Data excerpts

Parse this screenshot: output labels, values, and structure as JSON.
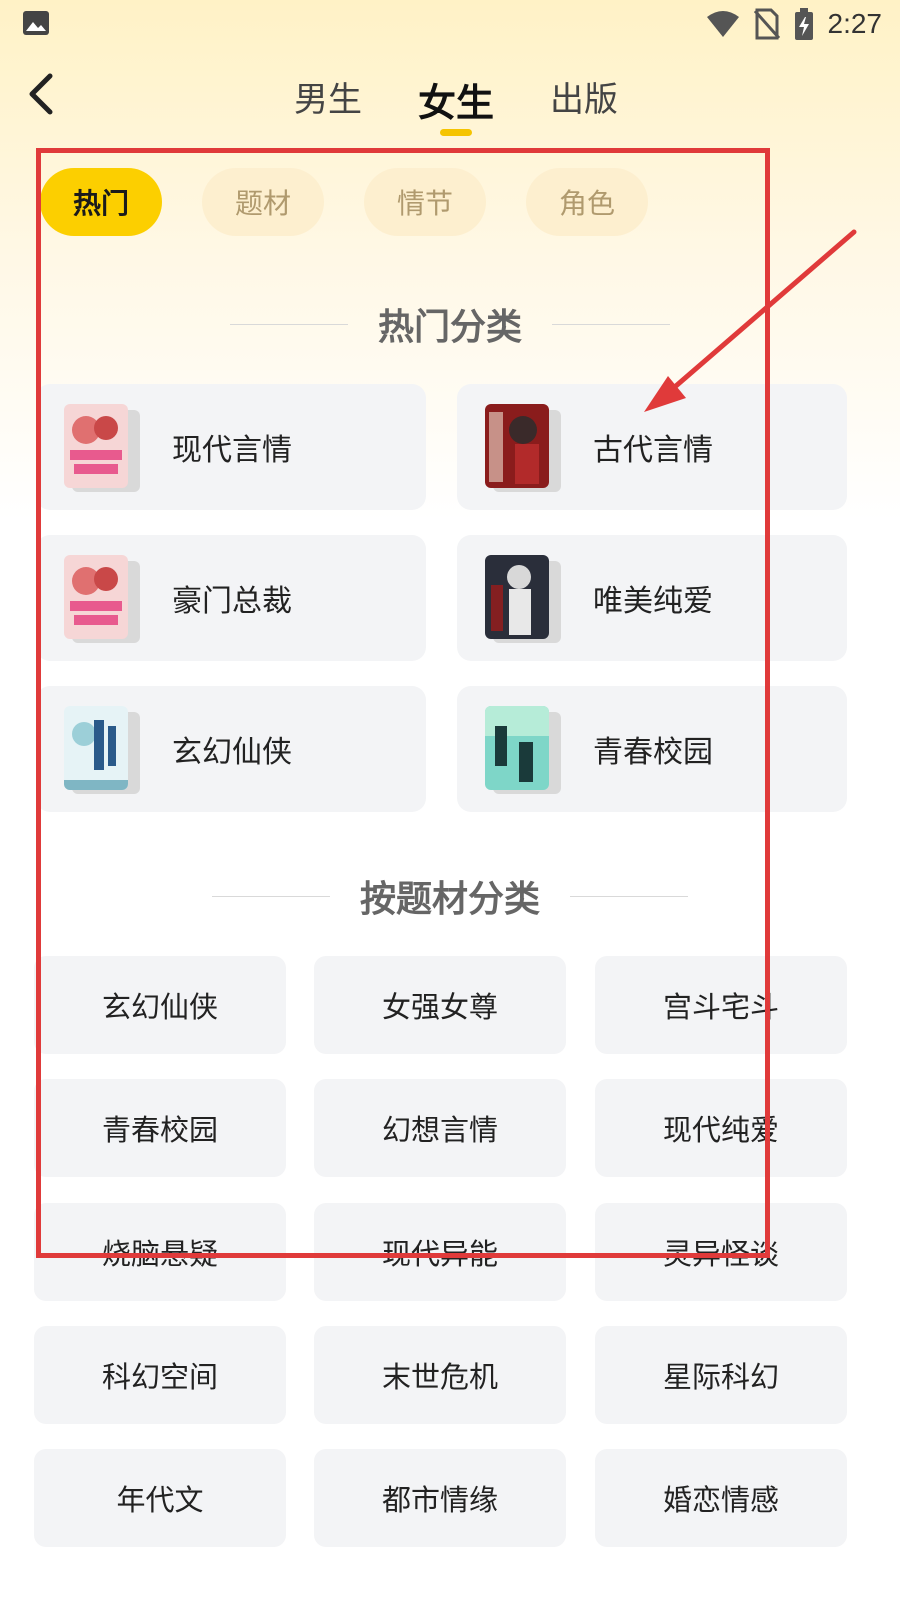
{
  "status_bar": {
    "time": "2:27",
    "icons": [
      "image-icon",
      "wifi-icon",
      "no-sim-icon",
      "battery-charging-icon"
    ]
  },
  "nav": {
    "back_icon": "chevron-left-icon",
    "tabs": [
      {
        "label": "男生",
        "active": false
      },
      {
        "label": "女生",
        "active": true
      },
      {
        "label": "出版",
        "active": false
      }
    ]
  },
  "filter_chips": [
    {
      "label": "热门",
      "active": true
    },
    {
      "label": "题材",
      "active": false
    },
    {
      "label": "情节",
      "active": false
    },
    {
      "label": "角色",
      "active": false
    }
  ],
  "hot_section": {
    "title": "热门分类",
    "items": [
      {
        "label": "现代言情"
      },
      {
        "label": "古代言情"
      },
      {
        "label": "豪门总裁"
      },
      {
        "label": "唯美纯爱"
      },
      {
        "label": "玄幻仙侠"
      },
      {
        "label": "青春校园"
      }
    ]
  },
  "genre_section": {
    "title": "按题材分类",
    "items": [
      "玄幻仙侠",
      "女强女尊",
      "宫斗宅斗",
      "青春校园",
      "幻想言情",
      "现代纯爱",
      "烧脑悬疑",
      "现代异能",
      "灵异怪谈",
      "科幻空间",
      "末世危机",
      "星际科幻",
      "年代文",
      "都市情缘",
      "婚恋情感"
    ]
  },
  "colors": {
    "accent": "#fccf00",
    "annotation": "#e03a3a",
    "card_bg": "#f3f4f6"
  }
}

## What needs to be done
Copy the listing exactly. Any image in it stays out of the copy.

## The result
Parse this screenshot: output labels, values, and structure as JSON.
{
  "status_bar": {
    "time": "2:27",
    "icons": [
      "image-icon",
      "wifi-icon",
      "no-sim-icon",
      "battery-charging-icon"
    ]
  },
  "nav": {
    "back_icon": "chevron-left-icon",
    "tabs": [
      {
        "label": "男生",
        "active": false
      },
      {
        "label": "女生",
        "active": true
      },
      {
        "label": "出版",
        "active": false
      }
    ]
  },
  "filter_chips": [
    {
      "label": "热门",
      "active": true
    },
    {
      "label": "题材",
      "active": false
    },
    {
      "label": "情节",
      "active": false
    },
    {
      "label": "角色",
      "active": false
    }
  ],
  "hot_section": {
    "title": "热门分类",
    "items": [
      {
        "label": "现代言情"
      },
      {
        "label": "古代言情"
      },
      {
        "label": "豪门总裁"
      },
      {
        "label": "唯美纯爱"
      },
      {
        "label": "玄幻仙侠"
      },
      {
        "label": "青春校园"
      }
    ]
  },
  "genre_section": {
    "title": "按题材分类",
    "items": [
      "玄幻仙侠",
      "女强女尊",
      "宫斗宅斗",
      "青春校园",
      "幻想言情",
      "现代纯爱",
      "烧脑悬疑",
      "现代异能",
      "灵异怪谈",
      "科幻空间",
      "末世危机",
      "星际科幻",
      "年代文",
      "都市情缘",
      "婚恋情感"
    ]
  },
  "colors": {
    "accent": "#fccf00",
    "annotation": "#e03a3a",
    "card_bg": "#f3f4f6"
  }
}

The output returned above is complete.